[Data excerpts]
* begin *

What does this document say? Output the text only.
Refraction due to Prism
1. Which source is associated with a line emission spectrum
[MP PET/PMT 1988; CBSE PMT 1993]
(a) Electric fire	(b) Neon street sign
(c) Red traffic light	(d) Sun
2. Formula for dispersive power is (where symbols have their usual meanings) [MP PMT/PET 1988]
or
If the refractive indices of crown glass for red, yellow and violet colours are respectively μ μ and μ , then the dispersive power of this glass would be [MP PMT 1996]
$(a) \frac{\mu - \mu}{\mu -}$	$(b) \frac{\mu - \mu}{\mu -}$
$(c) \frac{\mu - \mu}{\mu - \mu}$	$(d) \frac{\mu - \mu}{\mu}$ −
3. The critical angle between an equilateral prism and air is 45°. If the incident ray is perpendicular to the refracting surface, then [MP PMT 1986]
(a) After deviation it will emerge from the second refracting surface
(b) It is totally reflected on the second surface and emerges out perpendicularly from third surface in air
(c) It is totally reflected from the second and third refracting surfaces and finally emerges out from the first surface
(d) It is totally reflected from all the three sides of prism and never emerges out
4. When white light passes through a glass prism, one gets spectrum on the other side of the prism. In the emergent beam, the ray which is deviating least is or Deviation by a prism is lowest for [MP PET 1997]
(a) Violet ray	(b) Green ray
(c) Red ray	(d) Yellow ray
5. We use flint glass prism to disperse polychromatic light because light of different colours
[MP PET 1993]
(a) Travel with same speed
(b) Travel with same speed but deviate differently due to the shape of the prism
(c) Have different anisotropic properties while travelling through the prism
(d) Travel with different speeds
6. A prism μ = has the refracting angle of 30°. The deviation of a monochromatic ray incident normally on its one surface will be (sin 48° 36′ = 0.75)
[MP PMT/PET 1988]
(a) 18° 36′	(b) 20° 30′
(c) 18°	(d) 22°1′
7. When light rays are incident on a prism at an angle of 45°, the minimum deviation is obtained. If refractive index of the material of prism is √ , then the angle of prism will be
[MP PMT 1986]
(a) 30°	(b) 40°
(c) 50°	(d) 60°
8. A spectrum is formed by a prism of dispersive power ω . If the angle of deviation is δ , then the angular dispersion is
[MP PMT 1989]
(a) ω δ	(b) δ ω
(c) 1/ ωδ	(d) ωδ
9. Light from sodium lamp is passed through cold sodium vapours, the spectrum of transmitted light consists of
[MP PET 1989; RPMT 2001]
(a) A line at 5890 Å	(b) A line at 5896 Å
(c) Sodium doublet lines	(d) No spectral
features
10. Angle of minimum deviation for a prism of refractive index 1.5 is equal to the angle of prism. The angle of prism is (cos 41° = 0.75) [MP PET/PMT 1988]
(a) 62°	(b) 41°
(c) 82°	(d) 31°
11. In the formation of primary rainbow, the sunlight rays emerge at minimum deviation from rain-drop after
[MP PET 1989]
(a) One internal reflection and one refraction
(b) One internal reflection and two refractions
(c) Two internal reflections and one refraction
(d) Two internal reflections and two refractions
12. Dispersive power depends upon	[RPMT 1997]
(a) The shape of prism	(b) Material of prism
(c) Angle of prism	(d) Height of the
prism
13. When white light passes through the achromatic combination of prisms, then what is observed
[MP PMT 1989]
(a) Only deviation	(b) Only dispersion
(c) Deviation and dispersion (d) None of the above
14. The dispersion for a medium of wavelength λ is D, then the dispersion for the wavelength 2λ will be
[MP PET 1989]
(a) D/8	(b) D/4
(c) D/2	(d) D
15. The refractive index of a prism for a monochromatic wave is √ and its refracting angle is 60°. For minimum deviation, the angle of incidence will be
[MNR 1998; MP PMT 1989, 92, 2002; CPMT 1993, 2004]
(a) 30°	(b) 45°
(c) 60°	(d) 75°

* end *

=== Set problem ===
In the records above, locate the lines holding the word "second". Copy each of them.

=== Reply ===
(a) After deviation it will emerge from the second refracting surface
(b) It is totally reflected on the second surface and emerges out perpendicularly from third surface in air
(c) It is totally reflected from the second and third refracting surfaces and finally emerges out from the first surface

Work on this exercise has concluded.